| AIM OF THE TASK |
Filter the listing below, copying every line in which the word "this" appears.

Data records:
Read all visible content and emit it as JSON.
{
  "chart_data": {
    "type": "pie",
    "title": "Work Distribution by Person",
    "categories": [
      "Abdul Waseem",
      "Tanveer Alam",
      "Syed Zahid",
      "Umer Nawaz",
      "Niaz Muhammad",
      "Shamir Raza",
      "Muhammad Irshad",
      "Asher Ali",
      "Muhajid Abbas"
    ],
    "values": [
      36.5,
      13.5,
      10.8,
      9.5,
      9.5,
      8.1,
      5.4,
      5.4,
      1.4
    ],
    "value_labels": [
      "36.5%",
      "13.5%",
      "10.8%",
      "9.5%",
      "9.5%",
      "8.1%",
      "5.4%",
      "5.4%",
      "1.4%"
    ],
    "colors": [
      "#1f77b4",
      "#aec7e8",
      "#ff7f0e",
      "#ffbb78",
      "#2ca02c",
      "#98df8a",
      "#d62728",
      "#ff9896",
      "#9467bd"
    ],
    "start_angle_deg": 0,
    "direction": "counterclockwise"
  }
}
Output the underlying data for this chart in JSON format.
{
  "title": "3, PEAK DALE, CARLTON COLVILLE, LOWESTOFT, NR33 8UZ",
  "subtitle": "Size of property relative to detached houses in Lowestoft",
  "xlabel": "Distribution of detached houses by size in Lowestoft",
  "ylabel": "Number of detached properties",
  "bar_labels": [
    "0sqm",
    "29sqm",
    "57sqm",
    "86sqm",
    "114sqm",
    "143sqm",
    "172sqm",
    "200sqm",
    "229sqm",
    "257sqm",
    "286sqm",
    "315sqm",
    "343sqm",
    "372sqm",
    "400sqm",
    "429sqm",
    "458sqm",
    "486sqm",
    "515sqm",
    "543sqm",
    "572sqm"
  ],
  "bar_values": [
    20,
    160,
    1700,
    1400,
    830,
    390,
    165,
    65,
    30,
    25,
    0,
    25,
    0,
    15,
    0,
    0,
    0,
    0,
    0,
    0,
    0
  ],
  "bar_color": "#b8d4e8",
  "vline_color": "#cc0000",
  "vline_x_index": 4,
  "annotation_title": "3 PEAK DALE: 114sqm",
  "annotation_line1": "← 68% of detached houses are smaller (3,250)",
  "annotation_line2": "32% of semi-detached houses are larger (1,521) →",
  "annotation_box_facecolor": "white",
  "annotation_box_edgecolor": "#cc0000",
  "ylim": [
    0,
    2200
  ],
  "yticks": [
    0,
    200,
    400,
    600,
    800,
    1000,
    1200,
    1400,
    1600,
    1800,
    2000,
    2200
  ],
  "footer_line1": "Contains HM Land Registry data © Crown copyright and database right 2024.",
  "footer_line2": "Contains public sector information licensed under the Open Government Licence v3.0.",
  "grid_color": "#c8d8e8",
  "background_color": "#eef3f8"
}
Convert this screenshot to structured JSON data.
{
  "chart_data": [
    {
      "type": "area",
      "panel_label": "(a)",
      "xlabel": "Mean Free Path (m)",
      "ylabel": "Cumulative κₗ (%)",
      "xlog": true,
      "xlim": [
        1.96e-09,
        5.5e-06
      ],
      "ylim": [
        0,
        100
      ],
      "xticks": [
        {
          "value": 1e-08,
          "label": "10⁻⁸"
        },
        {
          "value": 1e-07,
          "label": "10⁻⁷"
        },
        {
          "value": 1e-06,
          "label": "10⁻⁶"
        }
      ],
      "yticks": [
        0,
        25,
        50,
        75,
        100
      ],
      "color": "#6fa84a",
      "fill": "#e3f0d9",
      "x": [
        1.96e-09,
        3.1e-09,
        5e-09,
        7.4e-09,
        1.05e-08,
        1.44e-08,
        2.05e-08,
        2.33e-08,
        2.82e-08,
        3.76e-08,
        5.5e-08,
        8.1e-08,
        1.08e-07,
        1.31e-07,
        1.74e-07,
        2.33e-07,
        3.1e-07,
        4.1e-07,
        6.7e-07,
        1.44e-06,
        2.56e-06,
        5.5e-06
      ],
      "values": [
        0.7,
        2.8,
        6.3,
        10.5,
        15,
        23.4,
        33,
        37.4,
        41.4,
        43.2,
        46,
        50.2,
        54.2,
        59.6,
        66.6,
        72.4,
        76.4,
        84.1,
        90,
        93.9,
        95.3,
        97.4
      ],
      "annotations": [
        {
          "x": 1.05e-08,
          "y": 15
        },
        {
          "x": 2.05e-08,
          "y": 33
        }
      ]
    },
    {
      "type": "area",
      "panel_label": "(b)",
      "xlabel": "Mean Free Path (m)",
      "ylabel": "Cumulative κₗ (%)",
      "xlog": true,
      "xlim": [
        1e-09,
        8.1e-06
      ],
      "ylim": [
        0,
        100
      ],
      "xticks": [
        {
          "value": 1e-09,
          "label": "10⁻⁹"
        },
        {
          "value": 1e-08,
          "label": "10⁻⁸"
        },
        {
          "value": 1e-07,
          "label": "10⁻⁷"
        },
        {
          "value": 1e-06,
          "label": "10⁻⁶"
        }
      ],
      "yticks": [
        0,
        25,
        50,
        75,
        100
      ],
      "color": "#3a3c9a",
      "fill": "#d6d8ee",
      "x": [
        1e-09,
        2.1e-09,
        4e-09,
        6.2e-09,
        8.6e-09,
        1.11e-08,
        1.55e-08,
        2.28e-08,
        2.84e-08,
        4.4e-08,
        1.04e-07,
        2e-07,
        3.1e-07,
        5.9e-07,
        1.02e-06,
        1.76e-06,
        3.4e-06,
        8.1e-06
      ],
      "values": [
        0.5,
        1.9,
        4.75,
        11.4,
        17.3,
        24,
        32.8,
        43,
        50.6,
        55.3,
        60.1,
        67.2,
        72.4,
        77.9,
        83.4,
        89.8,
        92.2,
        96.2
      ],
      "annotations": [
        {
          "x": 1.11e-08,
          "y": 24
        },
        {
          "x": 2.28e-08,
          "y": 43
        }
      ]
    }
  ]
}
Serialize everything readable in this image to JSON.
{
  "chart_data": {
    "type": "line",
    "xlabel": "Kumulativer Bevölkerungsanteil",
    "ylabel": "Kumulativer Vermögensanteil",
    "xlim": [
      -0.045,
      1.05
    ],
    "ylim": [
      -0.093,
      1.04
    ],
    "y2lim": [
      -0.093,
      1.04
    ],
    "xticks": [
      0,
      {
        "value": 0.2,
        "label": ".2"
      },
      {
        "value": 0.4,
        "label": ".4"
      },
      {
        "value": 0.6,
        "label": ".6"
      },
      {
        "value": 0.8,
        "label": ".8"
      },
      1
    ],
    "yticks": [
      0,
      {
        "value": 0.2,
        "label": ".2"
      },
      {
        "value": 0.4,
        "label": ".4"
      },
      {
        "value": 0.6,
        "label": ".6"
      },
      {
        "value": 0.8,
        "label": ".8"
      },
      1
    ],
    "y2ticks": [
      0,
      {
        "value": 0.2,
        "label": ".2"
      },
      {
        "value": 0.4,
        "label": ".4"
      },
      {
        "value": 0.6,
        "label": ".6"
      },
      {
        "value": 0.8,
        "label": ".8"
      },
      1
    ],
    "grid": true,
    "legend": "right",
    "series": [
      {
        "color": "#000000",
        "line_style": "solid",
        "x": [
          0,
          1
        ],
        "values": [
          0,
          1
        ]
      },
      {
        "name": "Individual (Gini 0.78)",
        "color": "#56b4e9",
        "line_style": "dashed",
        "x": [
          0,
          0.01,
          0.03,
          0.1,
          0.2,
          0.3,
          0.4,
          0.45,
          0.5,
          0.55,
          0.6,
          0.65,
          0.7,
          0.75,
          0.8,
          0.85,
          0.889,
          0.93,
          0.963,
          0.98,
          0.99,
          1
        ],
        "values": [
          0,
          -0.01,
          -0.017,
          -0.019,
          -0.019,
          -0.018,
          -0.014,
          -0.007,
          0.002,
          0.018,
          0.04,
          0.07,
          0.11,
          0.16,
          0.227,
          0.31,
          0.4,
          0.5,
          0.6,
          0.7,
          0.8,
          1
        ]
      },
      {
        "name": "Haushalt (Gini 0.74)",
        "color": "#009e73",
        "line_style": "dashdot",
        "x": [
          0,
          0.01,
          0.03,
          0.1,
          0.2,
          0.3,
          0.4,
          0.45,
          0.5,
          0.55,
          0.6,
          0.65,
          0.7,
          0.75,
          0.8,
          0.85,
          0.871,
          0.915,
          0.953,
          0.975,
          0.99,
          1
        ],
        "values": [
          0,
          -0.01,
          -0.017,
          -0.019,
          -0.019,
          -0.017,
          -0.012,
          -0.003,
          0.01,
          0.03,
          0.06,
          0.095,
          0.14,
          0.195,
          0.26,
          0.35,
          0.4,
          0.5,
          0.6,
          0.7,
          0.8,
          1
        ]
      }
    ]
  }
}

| THE SOLUTION |
Output the underlying data for this chart in JSON format.
Convert this screenshot to structured JSON data.
Serialize everything readable in this image to JSON.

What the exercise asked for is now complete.